▸ **SELECTED EXCERPT**:
========
Nice write up, that’s a cool fleet you’ve got going there!

Toecutter
Toecutter
4 months ago

NA Miatas actually do make for great daily drivers. They’re quality-built, fuel efficient, reliable, easy to park, inexpensive to insure, and parts are relatively inexpensive and easy to locate replacements as needed. For somethin to get you to work in back, as far as old used cars go, it’s fairly easy to live with. It’s rare that a car is occupied by more than one person, so having room for two is a nice bonus.

FlavouredMilk
FlavouredMilk
4 months ago
Reply to  Toecutter

There’s a reason I often refer to them as glorified Lasers. It’s a sports car body plopped on an economy car driveline, what’s not to love?

Also, it used to be fuel efficienct, the Haltech and ITBs definitely changed that.

Parsko
Parsko
4 months ago

I’ve felt like I’ve known you now for a while via Discord, but this was a GREAT write up and read. Thanks Stef and Ayrton!

FlavouredMilk
FlavouredMilk
4 months ago
Reply to  Parsko

It’s great to have it all condensed into a linkable article. I do worry at times that I get repetitive talking about them, especially because of the stalled state of the VK and Del Sol, hopefully future updates involve actual progress, ha.
========
▸ **DATASET EXTRACT**:
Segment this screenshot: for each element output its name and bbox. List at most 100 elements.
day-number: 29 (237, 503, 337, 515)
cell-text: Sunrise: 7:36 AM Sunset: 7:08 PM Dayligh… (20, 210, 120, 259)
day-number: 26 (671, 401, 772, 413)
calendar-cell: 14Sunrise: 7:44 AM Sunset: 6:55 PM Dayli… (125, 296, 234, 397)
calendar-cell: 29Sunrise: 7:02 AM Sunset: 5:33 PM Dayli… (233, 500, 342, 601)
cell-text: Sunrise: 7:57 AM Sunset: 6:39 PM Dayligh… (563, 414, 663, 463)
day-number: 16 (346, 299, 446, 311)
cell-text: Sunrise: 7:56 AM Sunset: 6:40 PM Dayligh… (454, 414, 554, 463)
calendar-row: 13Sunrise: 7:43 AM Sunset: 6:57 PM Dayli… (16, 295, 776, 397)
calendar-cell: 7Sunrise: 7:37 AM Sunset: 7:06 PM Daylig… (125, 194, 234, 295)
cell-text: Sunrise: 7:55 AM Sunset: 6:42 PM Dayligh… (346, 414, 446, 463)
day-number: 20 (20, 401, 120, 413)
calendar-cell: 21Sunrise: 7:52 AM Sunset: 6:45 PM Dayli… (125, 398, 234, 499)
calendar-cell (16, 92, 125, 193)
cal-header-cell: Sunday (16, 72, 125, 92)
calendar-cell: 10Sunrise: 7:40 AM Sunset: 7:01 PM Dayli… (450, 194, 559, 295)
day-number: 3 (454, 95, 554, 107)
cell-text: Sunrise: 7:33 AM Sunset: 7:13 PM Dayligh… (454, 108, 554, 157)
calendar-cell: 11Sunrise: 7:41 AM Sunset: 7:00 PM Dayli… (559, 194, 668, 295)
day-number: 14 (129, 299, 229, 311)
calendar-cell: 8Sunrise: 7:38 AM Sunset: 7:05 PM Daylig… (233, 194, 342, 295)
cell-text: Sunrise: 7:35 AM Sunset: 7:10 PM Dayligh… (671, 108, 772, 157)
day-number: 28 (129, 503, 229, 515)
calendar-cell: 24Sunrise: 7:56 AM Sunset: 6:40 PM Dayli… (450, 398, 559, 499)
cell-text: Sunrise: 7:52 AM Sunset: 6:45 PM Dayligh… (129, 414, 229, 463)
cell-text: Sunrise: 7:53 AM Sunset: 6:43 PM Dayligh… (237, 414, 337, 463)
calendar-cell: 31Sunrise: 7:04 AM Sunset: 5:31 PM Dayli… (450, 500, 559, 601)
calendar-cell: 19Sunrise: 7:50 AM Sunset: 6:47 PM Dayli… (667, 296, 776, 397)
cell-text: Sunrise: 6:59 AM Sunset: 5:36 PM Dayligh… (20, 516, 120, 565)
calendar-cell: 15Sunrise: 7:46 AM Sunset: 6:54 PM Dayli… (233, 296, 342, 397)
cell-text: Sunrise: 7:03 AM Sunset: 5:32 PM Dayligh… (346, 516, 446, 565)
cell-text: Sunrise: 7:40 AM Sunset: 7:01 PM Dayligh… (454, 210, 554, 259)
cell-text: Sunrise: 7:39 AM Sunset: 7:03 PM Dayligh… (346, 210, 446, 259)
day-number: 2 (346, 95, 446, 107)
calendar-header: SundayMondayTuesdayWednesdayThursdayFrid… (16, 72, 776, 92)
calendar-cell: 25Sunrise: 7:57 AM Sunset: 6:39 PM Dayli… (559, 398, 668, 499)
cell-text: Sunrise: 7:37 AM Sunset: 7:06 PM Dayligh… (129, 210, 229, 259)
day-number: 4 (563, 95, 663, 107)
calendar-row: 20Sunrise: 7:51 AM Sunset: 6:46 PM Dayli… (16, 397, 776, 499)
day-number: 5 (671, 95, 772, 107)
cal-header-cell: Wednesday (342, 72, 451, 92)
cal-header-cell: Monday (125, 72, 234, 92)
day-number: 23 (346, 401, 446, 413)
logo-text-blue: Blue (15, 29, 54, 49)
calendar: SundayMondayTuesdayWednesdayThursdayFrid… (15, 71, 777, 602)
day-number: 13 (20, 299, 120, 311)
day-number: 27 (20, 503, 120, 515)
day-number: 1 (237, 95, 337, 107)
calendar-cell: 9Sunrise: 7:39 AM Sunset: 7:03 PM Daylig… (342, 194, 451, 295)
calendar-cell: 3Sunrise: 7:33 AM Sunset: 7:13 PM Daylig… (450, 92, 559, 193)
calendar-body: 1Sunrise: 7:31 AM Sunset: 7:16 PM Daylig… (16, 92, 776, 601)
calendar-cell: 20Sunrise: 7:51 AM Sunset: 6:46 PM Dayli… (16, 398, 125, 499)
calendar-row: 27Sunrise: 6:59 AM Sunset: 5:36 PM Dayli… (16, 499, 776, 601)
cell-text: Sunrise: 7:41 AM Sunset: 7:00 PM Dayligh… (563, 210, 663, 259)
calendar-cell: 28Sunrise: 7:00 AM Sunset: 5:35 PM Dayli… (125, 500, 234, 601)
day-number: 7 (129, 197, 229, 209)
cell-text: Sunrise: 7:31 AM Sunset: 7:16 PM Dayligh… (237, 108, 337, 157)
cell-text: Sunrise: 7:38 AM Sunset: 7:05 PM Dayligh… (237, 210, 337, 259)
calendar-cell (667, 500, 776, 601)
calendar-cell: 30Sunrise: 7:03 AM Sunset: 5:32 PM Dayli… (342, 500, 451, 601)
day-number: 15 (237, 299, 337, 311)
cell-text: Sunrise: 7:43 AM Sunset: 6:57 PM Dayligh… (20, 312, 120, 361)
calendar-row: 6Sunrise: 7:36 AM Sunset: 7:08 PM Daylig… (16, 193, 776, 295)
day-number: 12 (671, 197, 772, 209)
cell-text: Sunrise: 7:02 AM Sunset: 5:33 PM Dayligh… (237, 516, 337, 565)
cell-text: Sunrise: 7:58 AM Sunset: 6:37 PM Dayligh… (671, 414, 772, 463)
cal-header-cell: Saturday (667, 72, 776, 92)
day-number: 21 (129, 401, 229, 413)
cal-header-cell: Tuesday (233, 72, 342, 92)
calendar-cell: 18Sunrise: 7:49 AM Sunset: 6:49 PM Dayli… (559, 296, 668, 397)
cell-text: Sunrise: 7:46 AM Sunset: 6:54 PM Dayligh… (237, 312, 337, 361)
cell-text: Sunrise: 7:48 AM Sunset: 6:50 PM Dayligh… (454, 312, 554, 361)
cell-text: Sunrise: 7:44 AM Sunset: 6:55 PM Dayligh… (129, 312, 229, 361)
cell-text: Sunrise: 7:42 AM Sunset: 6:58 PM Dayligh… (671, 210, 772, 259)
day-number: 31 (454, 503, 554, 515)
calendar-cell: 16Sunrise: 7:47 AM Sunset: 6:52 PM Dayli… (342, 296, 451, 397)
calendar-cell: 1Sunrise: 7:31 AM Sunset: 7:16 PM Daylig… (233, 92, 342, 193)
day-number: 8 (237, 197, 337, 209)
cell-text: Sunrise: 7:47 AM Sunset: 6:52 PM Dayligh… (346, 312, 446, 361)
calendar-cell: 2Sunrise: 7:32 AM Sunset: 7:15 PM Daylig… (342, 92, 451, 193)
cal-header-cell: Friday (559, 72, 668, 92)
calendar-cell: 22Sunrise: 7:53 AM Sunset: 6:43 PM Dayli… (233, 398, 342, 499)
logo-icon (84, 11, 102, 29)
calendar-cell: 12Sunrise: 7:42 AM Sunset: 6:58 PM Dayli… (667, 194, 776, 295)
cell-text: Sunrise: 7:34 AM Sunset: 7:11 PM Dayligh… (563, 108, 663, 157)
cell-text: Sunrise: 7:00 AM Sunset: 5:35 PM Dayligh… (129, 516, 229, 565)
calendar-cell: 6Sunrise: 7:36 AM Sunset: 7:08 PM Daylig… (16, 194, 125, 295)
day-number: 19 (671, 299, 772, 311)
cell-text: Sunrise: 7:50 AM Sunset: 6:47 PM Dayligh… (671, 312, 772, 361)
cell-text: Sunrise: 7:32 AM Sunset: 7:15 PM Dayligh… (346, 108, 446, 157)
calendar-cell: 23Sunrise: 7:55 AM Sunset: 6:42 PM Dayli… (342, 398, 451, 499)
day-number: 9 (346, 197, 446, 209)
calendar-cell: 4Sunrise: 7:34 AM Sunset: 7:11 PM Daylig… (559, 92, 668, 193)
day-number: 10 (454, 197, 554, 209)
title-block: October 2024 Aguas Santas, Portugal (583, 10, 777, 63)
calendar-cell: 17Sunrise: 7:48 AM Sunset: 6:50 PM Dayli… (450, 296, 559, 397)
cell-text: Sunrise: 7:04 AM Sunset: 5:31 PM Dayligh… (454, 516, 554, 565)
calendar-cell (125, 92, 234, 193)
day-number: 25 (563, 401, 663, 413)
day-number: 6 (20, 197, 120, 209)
========
▸ **ASSIGNMENT**:
Please answer these questions about the comment thread:
1. According to FlavouredMilk, what changed the fact that the car used to be fuel efficient?
2. Whom does Parsko thank?
3. Which two vehicles does FlavouredMilk say are in a stalled state?

▸ **OUTPUT BELOW**:
1. The Haltech and ITBs.
2. Stef and Ayrton.
3. The VK and Del Sol.